What you need to do
Copy everything from the start of the items down to the line containing "period-input[interactable]: Апрель 2024", including that line.

(Coordinate annotation items)
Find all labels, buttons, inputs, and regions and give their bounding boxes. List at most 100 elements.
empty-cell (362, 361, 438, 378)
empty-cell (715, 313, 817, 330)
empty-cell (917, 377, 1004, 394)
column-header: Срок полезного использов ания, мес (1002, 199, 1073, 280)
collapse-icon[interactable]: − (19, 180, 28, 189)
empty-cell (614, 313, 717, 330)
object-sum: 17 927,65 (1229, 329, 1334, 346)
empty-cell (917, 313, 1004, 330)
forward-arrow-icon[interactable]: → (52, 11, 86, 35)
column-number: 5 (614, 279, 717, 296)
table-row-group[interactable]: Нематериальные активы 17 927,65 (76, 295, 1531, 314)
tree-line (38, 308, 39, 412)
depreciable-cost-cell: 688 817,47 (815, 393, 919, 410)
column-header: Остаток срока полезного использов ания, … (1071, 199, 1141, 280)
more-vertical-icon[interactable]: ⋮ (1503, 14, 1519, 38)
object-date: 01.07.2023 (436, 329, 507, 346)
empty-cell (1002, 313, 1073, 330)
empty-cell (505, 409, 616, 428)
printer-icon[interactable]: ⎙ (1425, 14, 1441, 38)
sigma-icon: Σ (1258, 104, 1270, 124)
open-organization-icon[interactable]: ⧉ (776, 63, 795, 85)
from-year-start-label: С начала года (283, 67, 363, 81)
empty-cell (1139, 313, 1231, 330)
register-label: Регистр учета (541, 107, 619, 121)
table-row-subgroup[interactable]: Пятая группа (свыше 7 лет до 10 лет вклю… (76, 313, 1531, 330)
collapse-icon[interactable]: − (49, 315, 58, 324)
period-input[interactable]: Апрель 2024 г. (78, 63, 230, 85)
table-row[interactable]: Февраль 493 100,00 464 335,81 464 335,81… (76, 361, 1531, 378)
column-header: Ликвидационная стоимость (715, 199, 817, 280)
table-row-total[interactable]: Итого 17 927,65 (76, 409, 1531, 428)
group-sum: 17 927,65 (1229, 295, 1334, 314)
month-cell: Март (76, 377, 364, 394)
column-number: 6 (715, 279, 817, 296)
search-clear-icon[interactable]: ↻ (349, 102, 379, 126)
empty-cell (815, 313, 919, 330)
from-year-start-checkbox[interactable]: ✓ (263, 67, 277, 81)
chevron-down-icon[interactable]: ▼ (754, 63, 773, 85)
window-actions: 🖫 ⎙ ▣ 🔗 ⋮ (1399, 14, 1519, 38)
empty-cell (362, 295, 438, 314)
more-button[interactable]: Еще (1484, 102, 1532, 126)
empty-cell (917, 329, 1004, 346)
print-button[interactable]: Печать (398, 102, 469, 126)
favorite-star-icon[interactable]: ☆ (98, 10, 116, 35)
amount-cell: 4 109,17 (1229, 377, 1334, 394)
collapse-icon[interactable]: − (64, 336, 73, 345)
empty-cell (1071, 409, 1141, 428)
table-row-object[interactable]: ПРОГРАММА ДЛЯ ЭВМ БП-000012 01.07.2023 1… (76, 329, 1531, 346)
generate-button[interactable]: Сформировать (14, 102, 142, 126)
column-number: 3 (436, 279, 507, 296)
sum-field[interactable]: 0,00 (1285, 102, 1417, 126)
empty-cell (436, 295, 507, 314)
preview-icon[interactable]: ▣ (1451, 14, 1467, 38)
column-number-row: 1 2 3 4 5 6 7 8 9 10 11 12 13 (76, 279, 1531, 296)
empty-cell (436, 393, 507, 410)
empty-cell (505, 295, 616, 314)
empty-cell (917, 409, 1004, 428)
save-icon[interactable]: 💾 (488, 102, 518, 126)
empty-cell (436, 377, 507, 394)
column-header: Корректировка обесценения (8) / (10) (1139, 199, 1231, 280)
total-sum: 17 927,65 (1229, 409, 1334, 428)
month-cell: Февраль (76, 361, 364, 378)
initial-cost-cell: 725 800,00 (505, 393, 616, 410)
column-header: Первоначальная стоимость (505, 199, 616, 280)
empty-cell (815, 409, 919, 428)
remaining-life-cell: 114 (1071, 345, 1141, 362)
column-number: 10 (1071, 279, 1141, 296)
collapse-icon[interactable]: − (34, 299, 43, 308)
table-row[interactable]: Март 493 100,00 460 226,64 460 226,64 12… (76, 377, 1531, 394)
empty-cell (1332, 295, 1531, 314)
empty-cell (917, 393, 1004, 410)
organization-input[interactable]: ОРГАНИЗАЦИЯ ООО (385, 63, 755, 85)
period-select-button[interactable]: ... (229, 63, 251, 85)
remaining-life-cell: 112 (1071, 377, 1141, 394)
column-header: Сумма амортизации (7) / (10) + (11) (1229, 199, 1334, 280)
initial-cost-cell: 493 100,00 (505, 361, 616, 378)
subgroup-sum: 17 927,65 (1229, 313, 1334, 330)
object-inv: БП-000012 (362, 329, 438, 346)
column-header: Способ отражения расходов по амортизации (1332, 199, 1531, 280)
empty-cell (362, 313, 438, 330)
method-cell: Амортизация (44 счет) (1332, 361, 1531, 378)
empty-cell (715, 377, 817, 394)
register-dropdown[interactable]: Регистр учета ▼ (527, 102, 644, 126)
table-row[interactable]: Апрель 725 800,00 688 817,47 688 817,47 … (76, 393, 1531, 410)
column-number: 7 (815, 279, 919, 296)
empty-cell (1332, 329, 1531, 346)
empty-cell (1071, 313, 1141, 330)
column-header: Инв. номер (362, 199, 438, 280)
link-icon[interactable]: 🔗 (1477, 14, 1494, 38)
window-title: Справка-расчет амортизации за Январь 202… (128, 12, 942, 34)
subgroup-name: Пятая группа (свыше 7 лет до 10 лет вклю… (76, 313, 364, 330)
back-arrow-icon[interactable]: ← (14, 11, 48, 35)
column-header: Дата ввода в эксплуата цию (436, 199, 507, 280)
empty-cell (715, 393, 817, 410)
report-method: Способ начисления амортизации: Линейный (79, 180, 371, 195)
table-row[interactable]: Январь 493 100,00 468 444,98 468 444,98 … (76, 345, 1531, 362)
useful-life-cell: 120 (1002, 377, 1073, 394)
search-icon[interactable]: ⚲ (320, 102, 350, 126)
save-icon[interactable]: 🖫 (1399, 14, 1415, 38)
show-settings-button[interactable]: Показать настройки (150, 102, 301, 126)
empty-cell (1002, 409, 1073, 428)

Solution to the problem
Find all labels, buttons, inputs, and regions and give their bounding boxes. List at most 100 elements.
empty-cell (362, 361, 438, 378)
empty-cell (715, 313, 817, 330)
empty-cell (917, 377, 1004, 394)
column-header: Срок полезного использов ания, мес (1002, 199, 1073, 280)
collapse-icon[interactable]: − (19, 180, 28, 189)
empty-cell (614, 313, 717, 330)
object-sum: 17 927,65 (1229, 329, 1334, 346)
empty-cell (917, 313, 1004, 330)
forward-arrow-icon[interactable]: → (52, 11, 86, 35)
column-number: 5 (614, 279, 717, 296)
table-row-group[interactable]: Нематериальные активы 17 927,65 (76, 295, 1531, 314)
tree-line (38, 308, 39, 412)
depreciable-cost-cell: 688 817,47 (815, 393, 919, 410)
column-header: Остаток срока полезного использов ания, … (1071, 199, 1141, 280)
more-vertical-icon[interactable]: ⋮ (1503, 14, 1519, 38)
object-date: 01.07.2023 (436, 329, 507, 346)
empty-cell (1002, 313, 1073, 330)
empty-cell (505, 409, 616, 428)
printer-icon[interactable]: ⎙ (1425, 14, 1441, 38)
sigma-icon: Σ (1258, 104, 1270, 124)
open-organization-icon[interactable]: ⧉ (776, 63, 795, 85)
from-year-start-label: С начала года (283, 67, 363, 81)
empty-cell (1139, 313, 1231, 330)
register-label: Регистр учета (541, 107, 619, 121)
table-row-subgroup[interactable]: Пятая группа (свыше 7 лет до 10 лет вклю… (76, 313, 1531, 330)
collapse-icon[interactable]: − (49, 315, 58, 324)
period-input[interactable]: Апрель 2024 г. (78, 63, 230, 85)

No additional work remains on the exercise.